_WHAT TO PRODUCE:_ Look below and pull out each line with the word "SRMTID".

··· DATA TO PROCESS ···

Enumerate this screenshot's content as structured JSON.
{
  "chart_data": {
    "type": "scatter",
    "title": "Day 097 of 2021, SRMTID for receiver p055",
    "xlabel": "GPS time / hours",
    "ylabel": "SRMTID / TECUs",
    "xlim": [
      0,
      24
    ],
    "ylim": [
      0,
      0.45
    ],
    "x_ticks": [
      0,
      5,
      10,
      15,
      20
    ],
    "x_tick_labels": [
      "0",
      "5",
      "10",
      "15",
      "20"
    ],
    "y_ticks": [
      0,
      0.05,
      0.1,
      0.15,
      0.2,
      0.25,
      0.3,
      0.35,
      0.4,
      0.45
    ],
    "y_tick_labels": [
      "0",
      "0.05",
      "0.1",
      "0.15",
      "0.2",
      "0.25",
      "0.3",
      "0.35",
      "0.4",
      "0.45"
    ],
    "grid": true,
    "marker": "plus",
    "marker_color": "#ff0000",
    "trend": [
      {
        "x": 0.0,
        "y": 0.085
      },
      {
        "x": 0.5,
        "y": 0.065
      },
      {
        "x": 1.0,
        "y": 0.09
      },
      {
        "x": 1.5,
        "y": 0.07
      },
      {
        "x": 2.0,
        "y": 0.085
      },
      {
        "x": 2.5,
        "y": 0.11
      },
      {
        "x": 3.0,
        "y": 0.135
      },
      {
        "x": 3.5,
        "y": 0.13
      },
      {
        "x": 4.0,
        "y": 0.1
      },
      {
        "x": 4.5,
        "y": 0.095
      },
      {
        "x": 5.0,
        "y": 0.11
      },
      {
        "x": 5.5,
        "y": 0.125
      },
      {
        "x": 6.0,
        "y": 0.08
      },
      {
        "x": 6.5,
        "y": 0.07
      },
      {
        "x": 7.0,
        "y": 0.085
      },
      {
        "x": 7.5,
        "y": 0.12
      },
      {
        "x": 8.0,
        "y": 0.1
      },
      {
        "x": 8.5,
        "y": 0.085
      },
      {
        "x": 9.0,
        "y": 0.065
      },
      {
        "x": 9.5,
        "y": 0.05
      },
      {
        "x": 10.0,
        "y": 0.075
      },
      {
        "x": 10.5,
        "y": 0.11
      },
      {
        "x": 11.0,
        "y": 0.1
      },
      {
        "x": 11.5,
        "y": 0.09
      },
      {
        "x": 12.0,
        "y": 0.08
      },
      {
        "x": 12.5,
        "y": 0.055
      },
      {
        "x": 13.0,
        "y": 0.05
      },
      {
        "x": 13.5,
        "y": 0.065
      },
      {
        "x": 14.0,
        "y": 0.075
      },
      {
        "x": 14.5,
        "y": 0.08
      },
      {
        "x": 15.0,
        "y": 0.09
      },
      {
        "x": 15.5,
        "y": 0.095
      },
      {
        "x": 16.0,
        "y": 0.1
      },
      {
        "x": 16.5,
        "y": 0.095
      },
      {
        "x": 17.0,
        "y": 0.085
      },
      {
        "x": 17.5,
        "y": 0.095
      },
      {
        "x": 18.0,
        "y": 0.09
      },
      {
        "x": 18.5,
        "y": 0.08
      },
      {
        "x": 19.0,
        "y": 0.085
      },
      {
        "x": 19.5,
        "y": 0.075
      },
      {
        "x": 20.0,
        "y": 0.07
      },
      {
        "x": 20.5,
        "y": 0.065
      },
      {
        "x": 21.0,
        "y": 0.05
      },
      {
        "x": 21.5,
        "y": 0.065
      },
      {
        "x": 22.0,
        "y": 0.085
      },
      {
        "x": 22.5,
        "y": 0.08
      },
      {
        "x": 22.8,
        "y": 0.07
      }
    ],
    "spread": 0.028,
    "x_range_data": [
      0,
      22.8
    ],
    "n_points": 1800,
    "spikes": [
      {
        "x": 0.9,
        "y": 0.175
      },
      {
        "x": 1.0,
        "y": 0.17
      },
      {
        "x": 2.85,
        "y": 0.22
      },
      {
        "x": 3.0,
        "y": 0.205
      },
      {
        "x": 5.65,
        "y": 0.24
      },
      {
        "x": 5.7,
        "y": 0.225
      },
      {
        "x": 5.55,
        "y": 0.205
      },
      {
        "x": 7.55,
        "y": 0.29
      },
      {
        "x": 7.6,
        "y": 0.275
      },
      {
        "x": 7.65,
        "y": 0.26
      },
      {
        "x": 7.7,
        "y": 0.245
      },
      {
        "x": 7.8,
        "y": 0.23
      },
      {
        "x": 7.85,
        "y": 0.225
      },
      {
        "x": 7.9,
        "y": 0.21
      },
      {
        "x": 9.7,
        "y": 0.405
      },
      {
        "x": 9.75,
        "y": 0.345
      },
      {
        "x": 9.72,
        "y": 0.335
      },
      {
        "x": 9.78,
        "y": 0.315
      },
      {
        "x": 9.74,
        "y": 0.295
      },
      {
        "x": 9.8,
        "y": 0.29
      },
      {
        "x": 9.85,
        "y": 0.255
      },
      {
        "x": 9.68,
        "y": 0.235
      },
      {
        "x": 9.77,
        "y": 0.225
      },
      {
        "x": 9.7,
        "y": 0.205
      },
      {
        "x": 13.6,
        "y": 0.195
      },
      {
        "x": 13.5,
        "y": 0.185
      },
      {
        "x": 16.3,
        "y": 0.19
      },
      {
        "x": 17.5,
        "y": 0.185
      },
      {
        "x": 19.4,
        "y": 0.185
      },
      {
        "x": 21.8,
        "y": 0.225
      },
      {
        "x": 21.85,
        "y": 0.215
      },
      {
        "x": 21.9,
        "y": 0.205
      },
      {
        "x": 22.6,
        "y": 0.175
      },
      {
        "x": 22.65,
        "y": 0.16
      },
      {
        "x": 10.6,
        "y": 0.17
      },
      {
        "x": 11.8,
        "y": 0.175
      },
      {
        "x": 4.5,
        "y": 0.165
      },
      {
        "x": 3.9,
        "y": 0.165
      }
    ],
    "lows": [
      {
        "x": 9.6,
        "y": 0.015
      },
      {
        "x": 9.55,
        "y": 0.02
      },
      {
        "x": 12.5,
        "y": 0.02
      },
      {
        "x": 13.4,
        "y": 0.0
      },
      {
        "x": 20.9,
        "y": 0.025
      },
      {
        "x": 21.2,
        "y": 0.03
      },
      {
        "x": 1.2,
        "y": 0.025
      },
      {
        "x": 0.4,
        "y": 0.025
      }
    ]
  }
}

···

_RESPONSE TO THIS EXERCISE:_
    "title": "Day 097 of 2021, SRMTID for receiver p055",
    "ylabel": "SRMTID / TECUs",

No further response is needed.